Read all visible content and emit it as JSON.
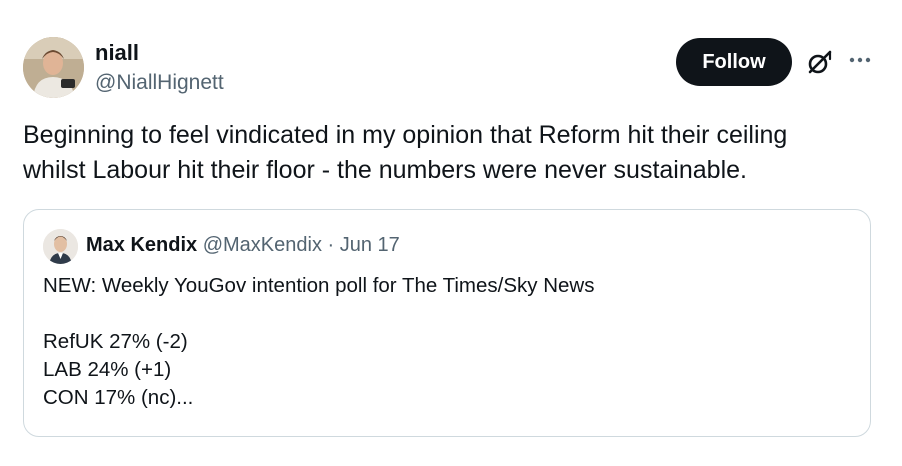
{
  "tweet": {
    "author": {
      "name": "niall",
      "handle": "@NiallHignett"
    },
    "follow_label": "Follow",
    "text_lines": [
      "Beginning to feel vindicated in my opinion that Reform hit their ceiling",
      "whilst Labour hit their floor - the numbers were never sustainable."
    ]
  },
  "quote": {
    "author": {
      "name": "Max Kendix",
      "handle": "@MaxKendix",
      "date": "· Jun 17"
    },
    "lines": [
      "NEW: Weekly YouGov intention poll for The Times/Sky News",
      "",
      "RefUK 27% (-2)",
      "LAB 24% (+1)",
      "CON 17% (nc)..."
    ]
  },
  "icons": {
    "grok": "grok-icon",
    "more": "more-dots-icon"
  },
  "colors": {
    "text_primary": "#0f1419",
    "text_secondary": "#536471",
    "follow_bg": "#0f1419",
    "border": "#cfd9de"
  }
}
============================================================
Exercise -
With the pictures omitted, reproduce the records in full and exactly.

Task solution -
Read all visible content and emit it as JSON.
{
  "tweet": {
    "author": {
      "name": "niall",
      "handle": "@NiallHignett"
    },
    "follow_label": "Follow",
    "text_lines": [
      "Beginning to feel vindicated in my opinion that Reform hit their ceiling",
      "whilst Labour hit their floor - the numbers were never sustainable."
    ]
  },
  "quote": {
    "author": {
      "name": "Max Kendix",
      "handle": "@MaxKendix",
      "date": "· Jun 17"
    },
    "lines": [
      "NEW: Weekly YouGov intention poll for The Times/Sky News",
      "",
      "RefUK 27% (-2)",
      "LAB 24% (+1)",
      "CON 17% (nc)..."
    ]
  },
  "icons": {
    "grok": "grok-icon",
    "more": "more-dots-icon"
  },
  "colors": {
    "text_primary": "#0f1419",
    "text_secondary": "#536471",
    "follow_bg": "#0f1419",
    "border": "#cfd9de"
  }
}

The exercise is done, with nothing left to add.